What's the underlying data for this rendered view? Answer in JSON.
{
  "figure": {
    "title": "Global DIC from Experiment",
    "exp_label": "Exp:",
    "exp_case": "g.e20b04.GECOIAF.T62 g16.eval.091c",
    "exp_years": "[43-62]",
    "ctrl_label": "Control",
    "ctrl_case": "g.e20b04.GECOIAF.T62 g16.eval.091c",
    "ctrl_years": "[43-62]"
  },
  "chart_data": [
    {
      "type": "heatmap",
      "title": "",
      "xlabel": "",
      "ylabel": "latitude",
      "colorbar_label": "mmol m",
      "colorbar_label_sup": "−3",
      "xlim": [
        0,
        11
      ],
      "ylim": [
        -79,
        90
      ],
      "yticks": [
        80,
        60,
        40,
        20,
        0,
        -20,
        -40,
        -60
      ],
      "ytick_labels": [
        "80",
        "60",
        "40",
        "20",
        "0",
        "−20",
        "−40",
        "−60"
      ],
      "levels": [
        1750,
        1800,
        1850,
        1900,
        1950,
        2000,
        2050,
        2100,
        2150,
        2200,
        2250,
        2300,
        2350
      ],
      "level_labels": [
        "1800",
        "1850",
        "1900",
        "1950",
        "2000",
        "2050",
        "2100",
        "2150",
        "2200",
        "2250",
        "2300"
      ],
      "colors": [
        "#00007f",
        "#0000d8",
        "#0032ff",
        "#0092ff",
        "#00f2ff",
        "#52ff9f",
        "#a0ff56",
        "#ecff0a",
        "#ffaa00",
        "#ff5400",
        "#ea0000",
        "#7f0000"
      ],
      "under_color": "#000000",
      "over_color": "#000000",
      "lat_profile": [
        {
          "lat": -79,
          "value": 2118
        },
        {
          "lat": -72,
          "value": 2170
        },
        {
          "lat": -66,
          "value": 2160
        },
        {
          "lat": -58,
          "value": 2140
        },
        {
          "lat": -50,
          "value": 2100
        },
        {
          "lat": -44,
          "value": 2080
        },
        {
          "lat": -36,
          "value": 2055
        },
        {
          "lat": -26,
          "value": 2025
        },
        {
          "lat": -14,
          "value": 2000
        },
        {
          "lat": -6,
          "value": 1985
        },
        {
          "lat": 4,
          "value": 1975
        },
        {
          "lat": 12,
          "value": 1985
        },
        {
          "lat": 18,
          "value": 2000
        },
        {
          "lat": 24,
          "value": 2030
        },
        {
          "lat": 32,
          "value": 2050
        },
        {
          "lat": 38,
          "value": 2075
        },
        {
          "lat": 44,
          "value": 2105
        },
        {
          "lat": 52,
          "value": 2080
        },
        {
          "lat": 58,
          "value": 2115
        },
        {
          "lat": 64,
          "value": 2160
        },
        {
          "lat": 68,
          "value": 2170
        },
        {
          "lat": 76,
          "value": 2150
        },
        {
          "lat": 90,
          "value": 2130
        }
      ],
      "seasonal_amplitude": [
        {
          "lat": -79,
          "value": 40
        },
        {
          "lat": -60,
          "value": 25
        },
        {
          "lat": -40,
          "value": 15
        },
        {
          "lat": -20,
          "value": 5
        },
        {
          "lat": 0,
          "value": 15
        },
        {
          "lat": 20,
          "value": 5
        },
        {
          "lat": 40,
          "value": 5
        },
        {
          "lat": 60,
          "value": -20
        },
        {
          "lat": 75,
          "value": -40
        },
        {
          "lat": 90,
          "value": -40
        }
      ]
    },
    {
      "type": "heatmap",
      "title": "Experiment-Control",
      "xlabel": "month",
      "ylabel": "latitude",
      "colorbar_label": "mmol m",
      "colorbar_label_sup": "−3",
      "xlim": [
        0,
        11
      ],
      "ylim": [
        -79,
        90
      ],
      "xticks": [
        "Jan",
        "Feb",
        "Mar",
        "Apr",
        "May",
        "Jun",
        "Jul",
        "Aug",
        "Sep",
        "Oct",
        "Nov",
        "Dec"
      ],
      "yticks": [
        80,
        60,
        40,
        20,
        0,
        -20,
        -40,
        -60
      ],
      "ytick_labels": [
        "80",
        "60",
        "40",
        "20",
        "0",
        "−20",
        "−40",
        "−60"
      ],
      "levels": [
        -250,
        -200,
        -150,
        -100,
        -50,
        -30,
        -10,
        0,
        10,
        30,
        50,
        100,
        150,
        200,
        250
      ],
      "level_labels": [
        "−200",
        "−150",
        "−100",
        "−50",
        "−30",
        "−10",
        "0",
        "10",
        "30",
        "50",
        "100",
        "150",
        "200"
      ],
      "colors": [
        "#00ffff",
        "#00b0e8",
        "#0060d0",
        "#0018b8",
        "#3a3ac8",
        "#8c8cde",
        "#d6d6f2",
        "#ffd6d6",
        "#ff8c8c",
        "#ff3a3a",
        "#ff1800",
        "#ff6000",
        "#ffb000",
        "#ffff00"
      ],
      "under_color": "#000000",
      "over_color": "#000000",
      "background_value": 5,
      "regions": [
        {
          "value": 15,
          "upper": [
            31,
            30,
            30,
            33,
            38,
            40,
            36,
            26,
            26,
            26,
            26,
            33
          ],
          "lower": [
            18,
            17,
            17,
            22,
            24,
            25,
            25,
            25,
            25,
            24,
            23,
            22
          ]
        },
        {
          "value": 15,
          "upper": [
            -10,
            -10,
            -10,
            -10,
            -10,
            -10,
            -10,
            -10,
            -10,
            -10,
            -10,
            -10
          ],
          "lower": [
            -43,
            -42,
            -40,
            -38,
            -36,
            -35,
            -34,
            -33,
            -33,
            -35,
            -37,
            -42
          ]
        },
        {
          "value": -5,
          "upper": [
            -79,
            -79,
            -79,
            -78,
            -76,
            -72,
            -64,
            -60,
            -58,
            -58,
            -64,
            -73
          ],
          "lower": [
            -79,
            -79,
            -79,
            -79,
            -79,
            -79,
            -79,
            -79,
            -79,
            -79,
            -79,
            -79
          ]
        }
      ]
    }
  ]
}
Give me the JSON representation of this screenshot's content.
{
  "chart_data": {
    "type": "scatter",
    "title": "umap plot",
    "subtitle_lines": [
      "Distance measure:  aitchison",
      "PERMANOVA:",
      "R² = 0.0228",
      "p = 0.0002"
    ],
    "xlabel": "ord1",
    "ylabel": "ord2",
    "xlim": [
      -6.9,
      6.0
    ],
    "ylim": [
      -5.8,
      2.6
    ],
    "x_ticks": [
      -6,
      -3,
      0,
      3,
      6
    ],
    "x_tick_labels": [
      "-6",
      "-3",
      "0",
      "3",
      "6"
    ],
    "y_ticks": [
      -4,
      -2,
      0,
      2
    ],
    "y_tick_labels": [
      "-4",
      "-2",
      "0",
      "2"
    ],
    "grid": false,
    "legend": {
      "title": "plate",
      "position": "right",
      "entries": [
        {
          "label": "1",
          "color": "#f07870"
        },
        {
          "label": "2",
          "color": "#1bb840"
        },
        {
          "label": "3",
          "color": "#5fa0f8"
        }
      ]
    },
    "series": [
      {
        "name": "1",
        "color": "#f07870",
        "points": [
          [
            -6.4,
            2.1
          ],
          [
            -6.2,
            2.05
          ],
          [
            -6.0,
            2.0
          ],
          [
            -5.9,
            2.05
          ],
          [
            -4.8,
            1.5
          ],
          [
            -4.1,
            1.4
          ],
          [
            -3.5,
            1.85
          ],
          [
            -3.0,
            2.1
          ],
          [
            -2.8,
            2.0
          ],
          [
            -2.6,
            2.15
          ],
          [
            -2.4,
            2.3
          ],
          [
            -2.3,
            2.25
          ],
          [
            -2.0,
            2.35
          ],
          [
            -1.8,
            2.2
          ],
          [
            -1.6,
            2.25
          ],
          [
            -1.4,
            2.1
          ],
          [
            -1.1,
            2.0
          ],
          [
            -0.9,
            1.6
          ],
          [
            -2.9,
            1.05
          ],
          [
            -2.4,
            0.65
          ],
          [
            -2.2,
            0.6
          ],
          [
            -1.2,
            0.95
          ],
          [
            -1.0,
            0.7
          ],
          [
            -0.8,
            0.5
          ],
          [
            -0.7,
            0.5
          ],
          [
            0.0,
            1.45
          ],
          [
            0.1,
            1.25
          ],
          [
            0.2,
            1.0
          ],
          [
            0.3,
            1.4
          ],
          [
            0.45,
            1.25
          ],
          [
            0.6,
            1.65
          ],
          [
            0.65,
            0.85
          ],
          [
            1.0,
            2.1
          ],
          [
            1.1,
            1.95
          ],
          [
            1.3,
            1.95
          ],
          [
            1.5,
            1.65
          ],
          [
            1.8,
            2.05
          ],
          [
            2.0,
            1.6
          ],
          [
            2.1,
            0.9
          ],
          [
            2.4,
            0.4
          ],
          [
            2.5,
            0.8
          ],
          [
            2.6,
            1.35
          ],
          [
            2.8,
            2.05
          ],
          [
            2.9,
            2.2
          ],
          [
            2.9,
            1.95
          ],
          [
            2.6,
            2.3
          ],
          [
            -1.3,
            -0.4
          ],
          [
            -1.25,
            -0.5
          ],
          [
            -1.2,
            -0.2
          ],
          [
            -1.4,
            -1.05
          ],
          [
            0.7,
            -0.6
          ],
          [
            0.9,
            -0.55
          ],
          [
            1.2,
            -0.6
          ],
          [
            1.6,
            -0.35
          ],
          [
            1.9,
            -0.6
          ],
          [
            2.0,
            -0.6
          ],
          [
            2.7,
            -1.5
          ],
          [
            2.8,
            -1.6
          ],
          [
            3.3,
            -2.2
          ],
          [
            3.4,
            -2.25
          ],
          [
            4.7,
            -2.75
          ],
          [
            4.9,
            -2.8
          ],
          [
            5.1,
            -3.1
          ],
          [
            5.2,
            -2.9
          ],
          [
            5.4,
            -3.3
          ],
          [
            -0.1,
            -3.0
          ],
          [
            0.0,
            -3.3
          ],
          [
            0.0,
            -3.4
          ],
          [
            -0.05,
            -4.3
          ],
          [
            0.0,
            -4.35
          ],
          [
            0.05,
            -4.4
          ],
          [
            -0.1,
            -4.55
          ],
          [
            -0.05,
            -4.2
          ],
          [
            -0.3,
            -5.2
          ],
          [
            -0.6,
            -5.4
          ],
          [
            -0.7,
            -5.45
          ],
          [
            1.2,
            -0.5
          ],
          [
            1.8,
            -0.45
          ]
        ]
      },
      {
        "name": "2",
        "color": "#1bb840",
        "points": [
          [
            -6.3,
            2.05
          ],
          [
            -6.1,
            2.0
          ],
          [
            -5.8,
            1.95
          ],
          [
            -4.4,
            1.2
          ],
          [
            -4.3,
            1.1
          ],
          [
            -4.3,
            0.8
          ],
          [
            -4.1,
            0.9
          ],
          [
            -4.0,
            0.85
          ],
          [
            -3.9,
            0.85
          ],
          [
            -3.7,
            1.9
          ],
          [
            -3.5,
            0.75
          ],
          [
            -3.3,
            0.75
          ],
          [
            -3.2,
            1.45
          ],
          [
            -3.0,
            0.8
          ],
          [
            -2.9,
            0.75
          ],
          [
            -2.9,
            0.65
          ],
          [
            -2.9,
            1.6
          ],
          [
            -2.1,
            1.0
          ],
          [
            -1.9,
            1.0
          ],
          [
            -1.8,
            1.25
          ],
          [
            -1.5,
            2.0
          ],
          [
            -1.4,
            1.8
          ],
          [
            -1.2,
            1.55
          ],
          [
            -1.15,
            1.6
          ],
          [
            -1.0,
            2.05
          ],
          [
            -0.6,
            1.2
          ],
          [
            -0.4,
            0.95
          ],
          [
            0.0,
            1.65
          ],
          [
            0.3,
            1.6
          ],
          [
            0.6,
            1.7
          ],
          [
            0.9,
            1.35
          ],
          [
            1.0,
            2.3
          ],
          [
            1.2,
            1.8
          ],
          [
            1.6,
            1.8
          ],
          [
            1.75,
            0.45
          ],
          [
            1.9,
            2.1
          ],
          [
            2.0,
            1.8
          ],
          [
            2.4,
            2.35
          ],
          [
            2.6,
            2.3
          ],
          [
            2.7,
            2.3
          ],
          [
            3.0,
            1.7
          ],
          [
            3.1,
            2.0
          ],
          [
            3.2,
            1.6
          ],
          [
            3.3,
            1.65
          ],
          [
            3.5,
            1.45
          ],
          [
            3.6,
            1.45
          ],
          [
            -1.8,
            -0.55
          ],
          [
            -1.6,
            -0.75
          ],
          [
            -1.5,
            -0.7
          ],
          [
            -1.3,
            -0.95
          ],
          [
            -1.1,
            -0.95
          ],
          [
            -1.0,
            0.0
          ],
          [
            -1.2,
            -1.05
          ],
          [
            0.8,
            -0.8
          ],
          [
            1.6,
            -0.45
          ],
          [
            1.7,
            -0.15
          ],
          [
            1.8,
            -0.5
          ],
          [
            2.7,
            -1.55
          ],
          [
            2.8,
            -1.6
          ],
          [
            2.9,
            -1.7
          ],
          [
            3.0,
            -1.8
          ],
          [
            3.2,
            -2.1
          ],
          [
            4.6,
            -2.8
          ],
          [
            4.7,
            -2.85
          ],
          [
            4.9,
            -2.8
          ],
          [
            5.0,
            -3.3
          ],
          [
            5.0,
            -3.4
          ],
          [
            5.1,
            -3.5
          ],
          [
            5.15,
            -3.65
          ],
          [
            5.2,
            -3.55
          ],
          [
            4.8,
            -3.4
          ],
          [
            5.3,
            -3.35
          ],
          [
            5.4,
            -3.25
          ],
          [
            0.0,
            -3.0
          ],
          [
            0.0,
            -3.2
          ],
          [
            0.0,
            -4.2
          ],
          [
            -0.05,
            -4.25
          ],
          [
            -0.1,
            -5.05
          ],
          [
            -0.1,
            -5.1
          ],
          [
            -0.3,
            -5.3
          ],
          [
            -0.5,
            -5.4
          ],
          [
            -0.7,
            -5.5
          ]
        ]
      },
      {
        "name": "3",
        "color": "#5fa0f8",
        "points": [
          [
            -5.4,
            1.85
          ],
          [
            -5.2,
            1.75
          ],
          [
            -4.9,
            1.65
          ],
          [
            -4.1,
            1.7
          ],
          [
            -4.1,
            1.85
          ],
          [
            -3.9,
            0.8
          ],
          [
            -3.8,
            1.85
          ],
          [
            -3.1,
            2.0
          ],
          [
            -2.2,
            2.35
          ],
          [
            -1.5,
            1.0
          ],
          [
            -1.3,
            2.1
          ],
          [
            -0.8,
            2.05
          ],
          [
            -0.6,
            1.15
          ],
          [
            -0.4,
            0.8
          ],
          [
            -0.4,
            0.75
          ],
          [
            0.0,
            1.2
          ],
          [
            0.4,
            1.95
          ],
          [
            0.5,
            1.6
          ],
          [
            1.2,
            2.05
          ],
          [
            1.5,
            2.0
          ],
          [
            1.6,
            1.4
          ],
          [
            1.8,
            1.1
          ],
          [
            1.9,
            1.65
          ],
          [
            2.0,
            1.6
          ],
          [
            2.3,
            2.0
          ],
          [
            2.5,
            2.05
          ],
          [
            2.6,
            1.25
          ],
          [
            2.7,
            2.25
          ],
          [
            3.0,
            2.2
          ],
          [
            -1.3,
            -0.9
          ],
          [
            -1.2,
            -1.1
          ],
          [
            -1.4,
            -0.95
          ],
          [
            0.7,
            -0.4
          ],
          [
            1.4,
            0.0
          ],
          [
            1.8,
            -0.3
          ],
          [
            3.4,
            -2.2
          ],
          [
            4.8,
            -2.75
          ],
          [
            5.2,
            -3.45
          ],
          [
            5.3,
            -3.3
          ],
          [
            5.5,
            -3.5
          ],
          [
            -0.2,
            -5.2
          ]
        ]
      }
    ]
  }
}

════════════════════

> **Required task**
How many lines in the data contain the string "Control"? Respond with the number only.

> **Solved problem**
2